Items from a dataset:
....

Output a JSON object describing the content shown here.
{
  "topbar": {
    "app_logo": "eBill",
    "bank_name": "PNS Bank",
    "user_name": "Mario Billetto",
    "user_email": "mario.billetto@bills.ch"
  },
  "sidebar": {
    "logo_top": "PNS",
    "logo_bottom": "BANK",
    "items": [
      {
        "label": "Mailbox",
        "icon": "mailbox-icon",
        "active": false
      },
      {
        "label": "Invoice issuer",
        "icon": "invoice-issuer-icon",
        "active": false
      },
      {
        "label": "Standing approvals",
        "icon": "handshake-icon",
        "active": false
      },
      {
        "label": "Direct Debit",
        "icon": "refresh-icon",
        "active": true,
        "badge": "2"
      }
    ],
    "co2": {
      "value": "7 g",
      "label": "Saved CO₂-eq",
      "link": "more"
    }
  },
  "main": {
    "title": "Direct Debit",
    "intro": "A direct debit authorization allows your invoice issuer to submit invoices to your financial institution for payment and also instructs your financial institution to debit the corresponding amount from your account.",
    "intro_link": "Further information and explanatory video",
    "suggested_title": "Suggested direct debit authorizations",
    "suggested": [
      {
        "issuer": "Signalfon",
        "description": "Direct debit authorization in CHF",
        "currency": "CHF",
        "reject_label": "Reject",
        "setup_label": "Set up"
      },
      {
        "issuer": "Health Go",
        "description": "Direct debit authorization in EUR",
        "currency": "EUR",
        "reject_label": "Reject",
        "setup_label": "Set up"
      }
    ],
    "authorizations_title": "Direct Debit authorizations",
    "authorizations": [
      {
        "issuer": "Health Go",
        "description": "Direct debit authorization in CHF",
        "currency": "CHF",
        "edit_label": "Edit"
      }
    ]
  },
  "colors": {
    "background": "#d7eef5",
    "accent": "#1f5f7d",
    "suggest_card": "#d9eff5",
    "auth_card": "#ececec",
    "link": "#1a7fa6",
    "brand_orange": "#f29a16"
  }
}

....

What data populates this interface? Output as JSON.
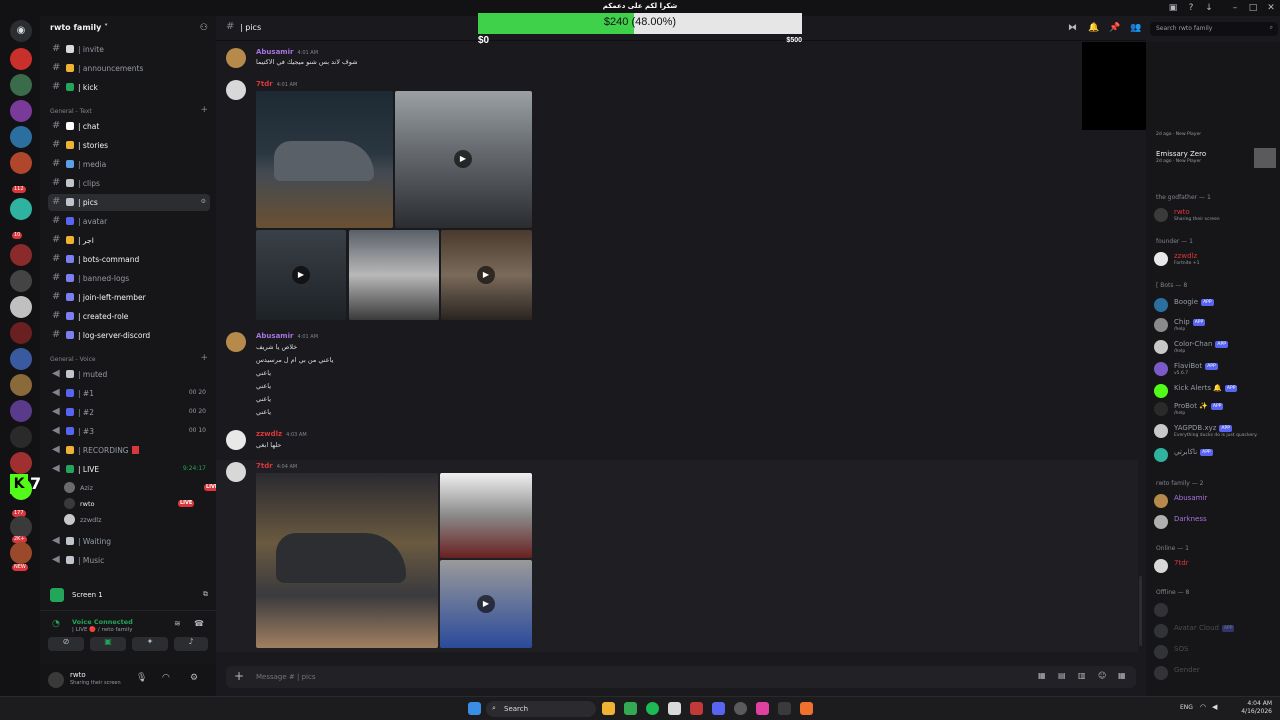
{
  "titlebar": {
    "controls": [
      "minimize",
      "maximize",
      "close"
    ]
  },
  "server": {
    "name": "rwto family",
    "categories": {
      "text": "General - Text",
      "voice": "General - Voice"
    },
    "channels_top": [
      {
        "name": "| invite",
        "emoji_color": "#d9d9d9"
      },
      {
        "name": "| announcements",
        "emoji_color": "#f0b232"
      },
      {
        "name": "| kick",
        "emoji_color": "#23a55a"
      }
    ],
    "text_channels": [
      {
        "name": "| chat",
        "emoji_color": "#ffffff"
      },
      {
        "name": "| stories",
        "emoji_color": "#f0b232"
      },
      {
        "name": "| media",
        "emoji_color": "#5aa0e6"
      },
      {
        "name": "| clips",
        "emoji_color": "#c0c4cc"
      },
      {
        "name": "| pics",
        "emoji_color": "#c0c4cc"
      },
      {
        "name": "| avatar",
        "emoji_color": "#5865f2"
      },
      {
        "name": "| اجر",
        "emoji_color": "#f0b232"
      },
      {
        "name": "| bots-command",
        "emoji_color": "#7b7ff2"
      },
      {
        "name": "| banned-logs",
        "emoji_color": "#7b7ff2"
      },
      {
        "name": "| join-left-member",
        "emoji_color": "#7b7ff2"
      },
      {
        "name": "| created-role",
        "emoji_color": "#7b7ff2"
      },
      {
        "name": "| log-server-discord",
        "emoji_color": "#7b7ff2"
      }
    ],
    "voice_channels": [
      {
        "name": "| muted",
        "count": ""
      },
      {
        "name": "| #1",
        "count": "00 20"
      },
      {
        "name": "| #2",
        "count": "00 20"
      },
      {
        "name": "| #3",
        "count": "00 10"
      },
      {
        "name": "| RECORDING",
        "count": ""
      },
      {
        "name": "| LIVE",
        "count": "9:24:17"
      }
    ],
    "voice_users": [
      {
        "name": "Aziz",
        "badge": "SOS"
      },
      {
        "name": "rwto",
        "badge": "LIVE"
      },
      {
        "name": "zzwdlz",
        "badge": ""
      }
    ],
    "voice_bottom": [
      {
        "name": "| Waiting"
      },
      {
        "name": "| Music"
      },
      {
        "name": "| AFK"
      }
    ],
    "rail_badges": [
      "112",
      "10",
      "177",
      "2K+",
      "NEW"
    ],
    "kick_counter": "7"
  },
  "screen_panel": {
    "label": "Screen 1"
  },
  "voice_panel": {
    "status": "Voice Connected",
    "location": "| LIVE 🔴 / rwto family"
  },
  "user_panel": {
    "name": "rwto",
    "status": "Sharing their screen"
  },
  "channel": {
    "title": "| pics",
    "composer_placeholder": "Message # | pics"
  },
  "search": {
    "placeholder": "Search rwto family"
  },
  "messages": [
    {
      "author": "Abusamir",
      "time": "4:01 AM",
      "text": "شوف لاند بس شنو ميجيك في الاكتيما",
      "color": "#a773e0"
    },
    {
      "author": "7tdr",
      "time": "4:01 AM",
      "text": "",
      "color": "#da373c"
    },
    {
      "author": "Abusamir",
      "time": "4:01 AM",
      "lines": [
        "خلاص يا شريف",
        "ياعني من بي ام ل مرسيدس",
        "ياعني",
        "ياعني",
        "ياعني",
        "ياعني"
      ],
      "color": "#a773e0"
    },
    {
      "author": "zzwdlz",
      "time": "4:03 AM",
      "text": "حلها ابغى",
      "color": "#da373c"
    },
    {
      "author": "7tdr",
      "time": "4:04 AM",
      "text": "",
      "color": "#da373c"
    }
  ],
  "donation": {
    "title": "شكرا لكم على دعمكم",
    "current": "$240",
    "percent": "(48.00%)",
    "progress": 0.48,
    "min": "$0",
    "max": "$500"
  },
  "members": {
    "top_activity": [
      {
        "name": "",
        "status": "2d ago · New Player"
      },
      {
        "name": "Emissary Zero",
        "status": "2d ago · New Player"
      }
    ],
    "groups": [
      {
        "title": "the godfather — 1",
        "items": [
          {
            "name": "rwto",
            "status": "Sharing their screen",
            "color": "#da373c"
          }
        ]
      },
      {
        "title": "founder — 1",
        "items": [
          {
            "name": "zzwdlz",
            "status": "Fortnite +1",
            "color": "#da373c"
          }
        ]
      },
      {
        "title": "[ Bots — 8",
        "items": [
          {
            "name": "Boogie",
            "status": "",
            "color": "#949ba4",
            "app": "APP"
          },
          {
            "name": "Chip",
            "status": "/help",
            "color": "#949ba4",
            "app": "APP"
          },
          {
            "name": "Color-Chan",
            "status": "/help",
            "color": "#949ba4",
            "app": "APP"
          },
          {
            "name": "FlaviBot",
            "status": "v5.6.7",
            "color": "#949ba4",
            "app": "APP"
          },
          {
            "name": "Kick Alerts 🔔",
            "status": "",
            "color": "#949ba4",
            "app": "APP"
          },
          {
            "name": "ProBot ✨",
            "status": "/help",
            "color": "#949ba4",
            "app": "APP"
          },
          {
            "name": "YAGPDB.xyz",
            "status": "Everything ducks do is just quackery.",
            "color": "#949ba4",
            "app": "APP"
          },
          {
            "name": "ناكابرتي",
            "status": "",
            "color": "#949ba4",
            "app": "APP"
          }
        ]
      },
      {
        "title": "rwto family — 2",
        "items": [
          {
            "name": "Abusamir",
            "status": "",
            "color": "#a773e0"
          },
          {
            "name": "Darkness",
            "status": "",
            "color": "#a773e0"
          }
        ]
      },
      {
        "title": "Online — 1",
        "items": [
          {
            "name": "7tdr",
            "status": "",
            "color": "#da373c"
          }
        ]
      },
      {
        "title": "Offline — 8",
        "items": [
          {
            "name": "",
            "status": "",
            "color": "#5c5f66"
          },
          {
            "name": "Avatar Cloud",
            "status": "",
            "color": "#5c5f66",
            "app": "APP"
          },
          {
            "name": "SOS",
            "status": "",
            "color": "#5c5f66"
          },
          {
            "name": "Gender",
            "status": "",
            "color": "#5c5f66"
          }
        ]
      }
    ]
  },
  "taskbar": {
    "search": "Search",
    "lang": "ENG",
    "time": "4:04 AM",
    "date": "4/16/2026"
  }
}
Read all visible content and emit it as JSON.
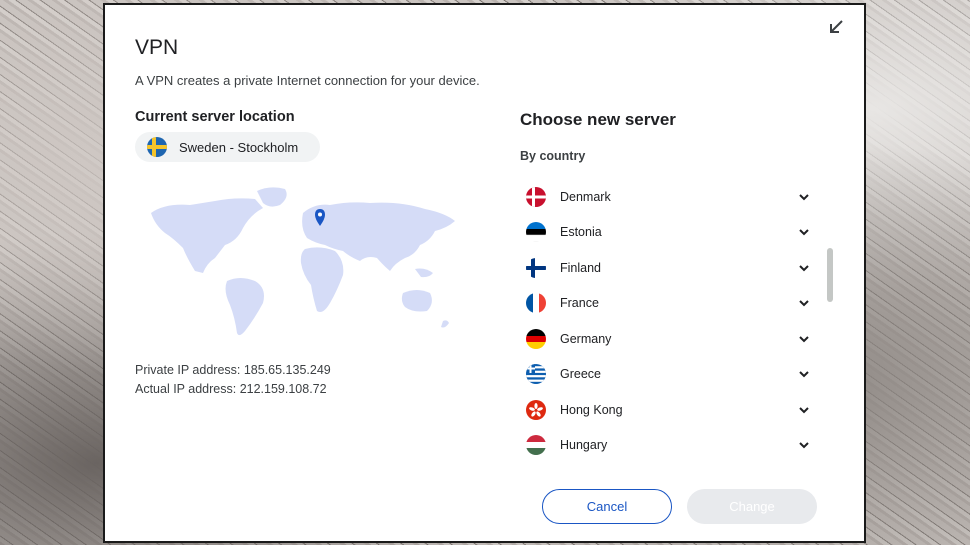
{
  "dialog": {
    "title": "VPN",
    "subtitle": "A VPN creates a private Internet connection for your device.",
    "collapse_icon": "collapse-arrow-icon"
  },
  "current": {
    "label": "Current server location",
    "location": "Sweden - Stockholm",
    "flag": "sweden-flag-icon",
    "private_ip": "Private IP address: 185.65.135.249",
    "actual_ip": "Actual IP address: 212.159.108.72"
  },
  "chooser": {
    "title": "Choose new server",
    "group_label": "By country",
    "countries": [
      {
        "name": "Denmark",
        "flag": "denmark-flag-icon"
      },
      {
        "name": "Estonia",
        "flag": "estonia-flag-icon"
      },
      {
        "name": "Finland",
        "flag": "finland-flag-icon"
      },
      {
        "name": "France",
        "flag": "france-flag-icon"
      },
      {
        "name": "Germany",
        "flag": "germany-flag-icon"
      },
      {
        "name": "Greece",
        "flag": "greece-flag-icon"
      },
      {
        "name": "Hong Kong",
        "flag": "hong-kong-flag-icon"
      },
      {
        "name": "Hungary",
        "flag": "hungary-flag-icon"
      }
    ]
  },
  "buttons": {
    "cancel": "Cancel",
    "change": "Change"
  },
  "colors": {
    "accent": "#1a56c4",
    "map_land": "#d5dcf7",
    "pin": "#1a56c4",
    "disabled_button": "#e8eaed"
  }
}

....

TASK INSTRUCTIONS:
Pull out each line containing the word "authorizations" and copy it.

OUTPUT FOR THIS EXERCISE:
    "suggested_title": "Suggested direct debit authorizations",
    "authorizations_title": "Direct Debit authorizations",
    "authorizations": [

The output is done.